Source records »
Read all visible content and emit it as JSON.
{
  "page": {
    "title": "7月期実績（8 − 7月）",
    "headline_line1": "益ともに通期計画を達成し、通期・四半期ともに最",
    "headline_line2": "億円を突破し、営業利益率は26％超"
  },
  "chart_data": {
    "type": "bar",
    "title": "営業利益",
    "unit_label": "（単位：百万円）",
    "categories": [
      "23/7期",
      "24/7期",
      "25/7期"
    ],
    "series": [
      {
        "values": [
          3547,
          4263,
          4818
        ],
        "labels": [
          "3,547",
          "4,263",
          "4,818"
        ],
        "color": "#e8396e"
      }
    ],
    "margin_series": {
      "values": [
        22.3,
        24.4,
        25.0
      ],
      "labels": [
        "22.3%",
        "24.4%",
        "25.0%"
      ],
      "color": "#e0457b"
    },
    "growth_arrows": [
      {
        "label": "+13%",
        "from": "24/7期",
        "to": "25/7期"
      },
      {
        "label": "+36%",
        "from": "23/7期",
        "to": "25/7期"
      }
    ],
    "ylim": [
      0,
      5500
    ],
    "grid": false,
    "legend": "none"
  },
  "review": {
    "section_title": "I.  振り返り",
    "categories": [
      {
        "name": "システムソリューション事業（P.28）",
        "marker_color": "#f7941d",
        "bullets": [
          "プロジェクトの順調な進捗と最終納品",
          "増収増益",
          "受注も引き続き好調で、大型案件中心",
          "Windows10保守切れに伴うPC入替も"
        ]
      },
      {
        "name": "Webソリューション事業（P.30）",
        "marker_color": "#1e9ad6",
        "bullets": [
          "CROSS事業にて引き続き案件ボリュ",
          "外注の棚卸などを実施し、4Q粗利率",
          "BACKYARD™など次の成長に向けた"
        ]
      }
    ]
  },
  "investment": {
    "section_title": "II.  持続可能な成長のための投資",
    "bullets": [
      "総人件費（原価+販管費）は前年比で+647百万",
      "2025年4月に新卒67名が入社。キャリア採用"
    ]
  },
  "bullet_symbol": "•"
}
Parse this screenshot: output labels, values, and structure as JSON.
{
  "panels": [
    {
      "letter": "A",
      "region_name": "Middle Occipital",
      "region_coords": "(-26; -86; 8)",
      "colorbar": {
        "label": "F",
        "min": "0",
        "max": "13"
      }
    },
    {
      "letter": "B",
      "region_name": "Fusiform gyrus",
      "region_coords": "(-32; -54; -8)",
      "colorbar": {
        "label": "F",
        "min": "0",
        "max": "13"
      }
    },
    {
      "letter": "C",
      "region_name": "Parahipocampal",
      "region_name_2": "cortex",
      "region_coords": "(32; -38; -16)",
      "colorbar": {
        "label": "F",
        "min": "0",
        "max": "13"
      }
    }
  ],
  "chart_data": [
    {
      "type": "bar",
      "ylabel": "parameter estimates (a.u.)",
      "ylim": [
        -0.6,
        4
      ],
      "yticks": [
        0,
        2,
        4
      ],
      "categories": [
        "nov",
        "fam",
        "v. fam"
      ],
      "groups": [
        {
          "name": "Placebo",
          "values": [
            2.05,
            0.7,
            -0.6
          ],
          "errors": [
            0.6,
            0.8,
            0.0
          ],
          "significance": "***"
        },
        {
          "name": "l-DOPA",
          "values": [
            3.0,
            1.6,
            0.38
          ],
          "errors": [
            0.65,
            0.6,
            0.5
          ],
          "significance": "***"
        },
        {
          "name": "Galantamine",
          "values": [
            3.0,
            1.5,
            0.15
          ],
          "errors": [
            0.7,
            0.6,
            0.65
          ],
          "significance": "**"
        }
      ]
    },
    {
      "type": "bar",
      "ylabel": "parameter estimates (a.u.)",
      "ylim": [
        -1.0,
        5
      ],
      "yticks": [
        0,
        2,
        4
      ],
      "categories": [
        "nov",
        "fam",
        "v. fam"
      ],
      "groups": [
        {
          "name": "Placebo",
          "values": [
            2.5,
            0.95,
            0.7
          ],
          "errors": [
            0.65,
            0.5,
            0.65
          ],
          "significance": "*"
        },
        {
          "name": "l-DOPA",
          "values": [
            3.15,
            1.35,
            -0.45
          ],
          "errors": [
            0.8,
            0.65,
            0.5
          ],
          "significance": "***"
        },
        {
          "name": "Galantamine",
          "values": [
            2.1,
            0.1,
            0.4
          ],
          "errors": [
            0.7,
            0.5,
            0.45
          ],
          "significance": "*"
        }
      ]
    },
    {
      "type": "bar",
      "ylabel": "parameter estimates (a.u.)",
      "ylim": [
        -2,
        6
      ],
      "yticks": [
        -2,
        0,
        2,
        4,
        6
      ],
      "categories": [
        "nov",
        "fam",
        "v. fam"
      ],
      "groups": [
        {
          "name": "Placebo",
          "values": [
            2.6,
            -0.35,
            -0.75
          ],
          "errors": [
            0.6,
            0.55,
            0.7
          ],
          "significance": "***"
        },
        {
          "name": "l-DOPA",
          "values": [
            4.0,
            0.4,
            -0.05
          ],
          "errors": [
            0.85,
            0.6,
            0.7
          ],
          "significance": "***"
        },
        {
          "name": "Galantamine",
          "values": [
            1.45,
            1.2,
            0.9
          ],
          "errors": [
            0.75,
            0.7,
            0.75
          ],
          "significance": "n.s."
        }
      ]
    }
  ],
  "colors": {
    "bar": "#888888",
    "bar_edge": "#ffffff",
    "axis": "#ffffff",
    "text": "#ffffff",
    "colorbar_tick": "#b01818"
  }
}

Your goal » Set down the listing in full, keeping every word exactly as it is.

Written solution »
Read all visible content and emit it as JSON.
{
  "page": {
    "title": "7月期実績（8 − 7月）",
    "headline_line1": "益ともに通期計画を達成し、通期・四半期ともに最",
    "headline_line2": "億円を突破し、営業利益率は26％超"
  },
  "chart_data": {
    "type": "bar",
    "title": "営業利益",
    "unit_label": "（単位：百万円）",
    "categories": [
      "23/7期",
      "24/7期",
      "25/7期"
    ],
    "series": [
      {
        "values": [
          3547,
          4263,
          4818
        ],
        "labels": [
          "3,547",
          "4,263",
          "4,818"
        ],
        "color": "#e8396e"
      }
    ],
    "margin_series": {
      "values": [
        22.3,
        24.4,
        25.0
      ],
      "labels": [
        "22.3%",
        "24.4%",
        "25.0%"
      ],
      "color": "#e0457b"
    },
    "growth_arrows": [
      {
        "label": "+13%",
        "from": "24/7期",
        "to": "25/7期"
      },
      {
        "label": "+36%",
        "from": "23/7期",
        "to": "25/7期"
      }
    ],
    "ylim": [
      0,
      5500
    ],
    "grid": false,
    "legend": "none"
  },
  "review": {
    "section_title": "I.  振り返り",
    "categories": [
      {
        "name": "システムソリューション事業（P.28）",
        "marker_color": "#f7941d",
        "bullets": [
          "プロジェクトの順調な進捗と最終納品",
          "増収増益",
          "受注も引き続き好調で、大型案件中心",
          "Windows10保守切れに伴うPC入替も"
        ]
      },
      {
        "name": "Webソリューション事業（P.30）",
        "marker_color": "#1e9ad6",
        "bullets": [
          "CROSS事業にて引き続き案件ボリュ",
          "外注の棚卸などを実施し、4Q粗利率",
          "BACKYARD™など次の成長に向けた"
        ]
      }
    ]
  },
  "investment": {
    "section_title": "II.  持続可能な成長のための投資",
    "bullets": [
      "総人件費（原価+販管費）は前年比で+647百万",
      "2025年4月に新卒67名が入社。キャリア採用"
    ]
  },
  "bullet_symbol": "•"
}
Parse this screenshot: output labels, values, and structure as JSON.
{
  "panels": [
    {
      "letter": "A",
      "region_name": "Middle Occipital",
      "region_coords": "(-26; -86; 8)",
      "colorbar": {
        "label": "F",
        "min": "0",
        "max": "13"
      }
    },
    {
      "letter": "B",
      "region_name": "Fusiform gyrus",
      "region_coords": "(-32; -54; -8)",
      "colorbar": {
        "label": "F",
        "min": "0",
        "max": "13"
      }
    },
    {
      "letter": "C",
      "region_name": "Parahipocampal",
      "region_name_2": "cortex",
      "region_coords": "(32; -38; -16)",
      "colorbar": {
        "label": "F",
        "min": "0",
        "max": "13"
      }
    }
  ],
  "chart_data": [
    {
      "type": "bar",
      "ylabel": "parameter estimates (a.u.)",
      "ylim": [
        -0.6,
        4
      ],
      "yticks": [
        0,
        2,
        4
      ],
      "categories": [
        "nov",
        "fam",
        "v. fam"
      ],
      "groups": [
        {
          "name": "Placebo",
          "values": [
            2.05,
            0.7,
            -0.6
          ],
          "errors": [
            0.6,
            0.8,
            0.0
          ],
          "significance": "***"
        },
        {
          "name": "l-DOPA",
          "values": [
            3.0,
            1.6,
            0.38
          ],
          "errors": [
            0.65,
            0.6,
            0.5
          ],
          "significance": "***"
        },
        {
          "name": "Galantamine",
          "values": [
            3.0,
            1.5,
            0.15
          ],
          "errors": [
            0.7,
            0.6,
            0.65
          ],
          "significance": "**"
        }
      ]
    },
    {
      "type": "bar",
      "ylabel": "parameter estimates (a.u.)",
      "ylim": [
        -1.0,
        5
      ],
      "yticks": [
        0,
        2,
        4
      ],
      "categories": [
        "nov",
        "fam",
        "v. fam"
      ],
      "groups": [
        {
          "name": "Placebo",
          "values": [
            2.5,
            0.95,
            0.7
          ],
          "errors": [
            0.65,
            0.5,
            0.65
          ],
          "significance": "*"
        },
        {
          "name": "l-DOPA",
          "values": [
            3.15,
            1.35,
            -0.45
          ],
          "errors": [
            0.8,
            0.65,
            0.5
          ],
          "significance": "***"
        },
        {
          "name": "Galantamine",
          "values": [
            2.1,
            0.1,
            0.4
          ],
          "errors": [
            0.7,
            0.5,
            0.45
          ],
          "significance": "*"
        }
      ]
    },
    {
      "type": "bar",
      "ylabel": "parameter estimates (a.u.)",
      "ylim": [
        -2,
        6
      ],
      "yticks": [
        -2,
        0,
        2,
        4,
        6
      ],
      "categories": [
        "nov",
        "fam",
        "v. fam"
      ],
      "groups": [
        {
          "name": "Placebo",
          "values": [
            2.6,
            -0.35,
            -0.75
          ],
          "errors": [
            0.6,
            0.55,
            0.7
          ],
          "significance": "***"
        },
        {
          "name": "l-DOPA",
          "values": [
            4.0,
            0.4,
            -0.05
          ],
          "errors": [
            0.85,
            0.6,
            0.7
          ],
          "significance": "***"
        },
        {
          "name": "Galantamine",
          "values": [
            1.45,
            1.2,
            0.9
          ],
          "errors": [
            0.75,
            0.7,
            0.75
          ],
          "significance": "n.s."
        }
      ]
    }
  ],
  "colors": {
    "bar": "#888888",
    "bar_edge": "#ffffff",
    "axis": "#ffffff",
    "text": "#ffffff",
    "colorbar_tick": "#b01818"
  }
}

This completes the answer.